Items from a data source
------------------------------
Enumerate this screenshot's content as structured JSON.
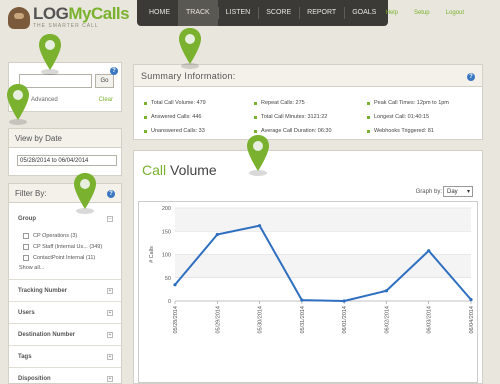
{
  "app": {
    "logo_prefix": "LOG",
    "logo_brand": "MyCalls",
    "tagline": "THE SMARTER CALL"
  },
  "nav": {
    "items": [
      "HOME",
      "TRACK",
      "LISTEN",
      "SCORE",
      "REPORT",
      "GOALS"
    ],
    "active": "TRACK"
  },
  "top_links": [
    "Help",
    "Setup",
    "Logout"
  ],
  "search": {
    "go_label": "Go",
    "advanced_label": "Advanced",
    "clear_label": "Clear",
    "info_icon": "?"
  },
  "date": {
    "title": "View by Date",
    "range": "05/28/2014 to 06/04/2014"
  },
  "filter": {
    "title": "Filter By:",
    "group_label": "Group",
    "group_items": [
      "CP Operations (3)",
      "CP Staff (Internal Us... (349)",
      "ContactPoint Internal (11)"
    ],
    "show_all": "Show all...",
    "collapse_glyph": "–",
    "expand_glyph": "+",
    "rows": [
      "Tracking Number",
      "Users",
      "Destination Number",
      "Tags",
      "Disposition"
    ]
  },
  "summary": {
    "title": "Summary Information:",
    "col1": [
      "Total Call Volume: 479",
      "Answered Calls: 446",
      "Unanswered Calls: 33"
    ],
    "col2": [
      "Repeat Calls: 275",
      "Total Call Minutes: 3121:22",
      "Average Call Duration: 06:30"
    ],
    "col3": [
      "Peak Call Times: 12pm to 1pm",
      "Longest Call: 01:40:15",
      "Webhooks Triggered: 81"
    ]
  },
  "chart_panel": {
    "title_highlight": "Call",
    "title_rest": " Volume",
    "graph_by_label": "Graph by:",
    "graph_by_value": "Day"
  },
  "colors": {
    "accent": "#7ab22f",
    "nav_bg": "#3b3a36",
    "line": "#2f6fc0",
    "pin": "#7ab22f"
  },
  "chart_data": {
    "type": "line",
    "categories": [
      "05/28/2014",
      "05/29/2014",
      "05/30/2014",
      "05/31/2014",
      "06/01/2014",
      "06/02/2014",
      "06/03/2014",
      "06/04/2014"
    ],
    "values": [
      35,
      143,
      162,
      2,
      0,
      22,
      108,
      3
    ],
    "ylabel": "# Calls",
    "ylim": [
      0,
      200
    ],
    "yticks": [
      0,
      50,
      100,
      150,
      200
    ],
    "grid": true
  }
}
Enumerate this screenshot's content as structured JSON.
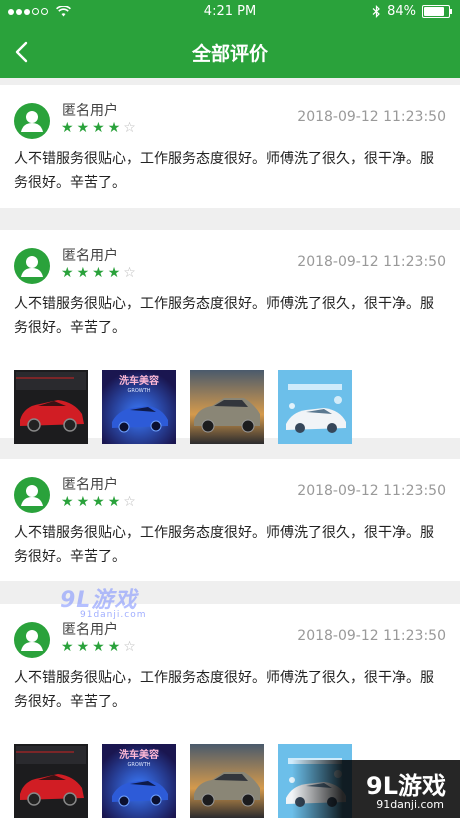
{
  "status_bar": {
    "time": "4:21 PM",
    "battery": "84%",
    "battery_level": 0.84
  },
  "nav": {
    "back_icon": "chevron-left-icon",
    "title": "全部评价"
  },
  "reviews": [
    {
      "user": "匿名用户",
      "rating": 4,
      "max_rating": 5,
      "date": "2018-09-12 11:23:50",
      "comment": "人不错服务很贴心，工作服务态度很好。师傅洗了很久，很干净。服务很好。辛苦了。",
      "photos": []
    },
    {
      "user": "匿名用户",
      "rating": 4,
      "max_rating": 5,
      "date": "2018-09-12 11:23:50",
      "comment": "人不错服务很贴心，工作服务态度很好。师傅洗了很久，很干净。服务很好。辛苦了。",
      "photos": [
        "red-sports-car",
        "blue-car-poster",
        "bronze-sedan",
        "car-wash-ad"
      ]
    },
    {
      "user": "匿名用户",
      "rating": 4,
      "max_rating": 5,
      "date": "2018-09-12 11:23:50",
      "comment": "人不错服务很贴心，工作服务态度很好。师傅洗了很久，很干净。服务很好。辛苦了。",
      "photos": []
    },
    {
      "user": "匿名用户",
      "rating": 4,
      "max_rating": 5,
      "date": "2018-09-12 11:23:50",
      "comment": "人不错服务很贴心，工作服务态度很好。师傅洗了很久，很干净。服务很好。辛苦了。",
      "photos": [
        "red-sports-car",
        "blue-car-poster",
        "bronze-sedan",
        "car-wash-ad"
      ]
    }
  ],
  "photo_text": {
    "poster_title": "洗车美容",
    "poster_sub": "GROWTH"
  },
  "watermark": {
    "mid_logo": "9L游戏",
    "mid_url": "91danji.com",
    "corner_logo": "9L游戏",
    "corner_url": "91danji.com"
  },
  "colors": {
    "brand_green": "#2aa23b",
    "text_gray": "#999999"
  }
}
------------------------------
# GOAL OF THE EXERCISE:
Copy each line of the records above that carries the word "Number".

# RESULT:
      "Tracking Number",
      "Destination Number",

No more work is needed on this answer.